_Stated goal_
Look through the lines of the material and count those containing "HOLD". Give that count alone.
--- begin ---
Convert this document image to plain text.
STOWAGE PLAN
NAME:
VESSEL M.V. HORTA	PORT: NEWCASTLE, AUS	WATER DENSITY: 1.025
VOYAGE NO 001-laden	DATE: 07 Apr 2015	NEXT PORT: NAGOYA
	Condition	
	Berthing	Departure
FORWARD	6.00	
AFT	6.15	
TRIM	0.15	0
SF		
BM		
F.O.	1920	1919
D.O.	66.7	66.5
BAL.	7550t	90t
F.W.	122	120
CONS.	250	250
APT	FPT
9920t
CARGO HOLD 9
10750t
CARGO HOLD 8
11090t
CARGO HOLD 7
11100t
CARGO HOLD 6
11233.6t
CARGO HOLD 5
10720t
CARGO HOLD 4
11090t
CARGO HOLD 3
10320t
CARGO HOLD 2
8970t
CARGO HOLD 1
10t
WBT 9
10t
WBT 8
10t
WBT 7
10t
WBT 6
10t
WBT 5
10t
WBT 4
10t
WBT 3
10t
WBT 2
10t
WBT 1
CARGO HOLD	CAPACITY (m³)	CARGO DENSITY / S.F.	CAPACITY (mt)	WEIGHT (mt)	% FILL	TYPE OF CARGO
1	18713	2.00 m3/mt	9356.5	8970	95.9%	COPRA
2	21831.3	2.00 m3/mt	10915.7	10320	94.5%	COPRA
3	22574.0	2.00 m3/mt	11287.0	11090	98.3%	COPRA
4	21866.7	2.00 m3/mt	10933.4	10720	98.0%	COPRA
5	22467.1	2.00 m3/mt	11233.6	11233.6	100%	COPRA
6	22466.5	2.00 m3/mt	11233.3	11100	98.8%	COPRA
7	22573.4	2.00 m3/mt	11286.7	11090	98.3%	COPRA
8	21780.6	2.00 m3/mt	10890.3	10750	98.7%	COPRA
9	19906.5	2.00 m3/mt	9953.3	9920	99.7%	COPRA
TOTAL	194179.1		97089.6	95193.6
--- end ---
_Full answer_
10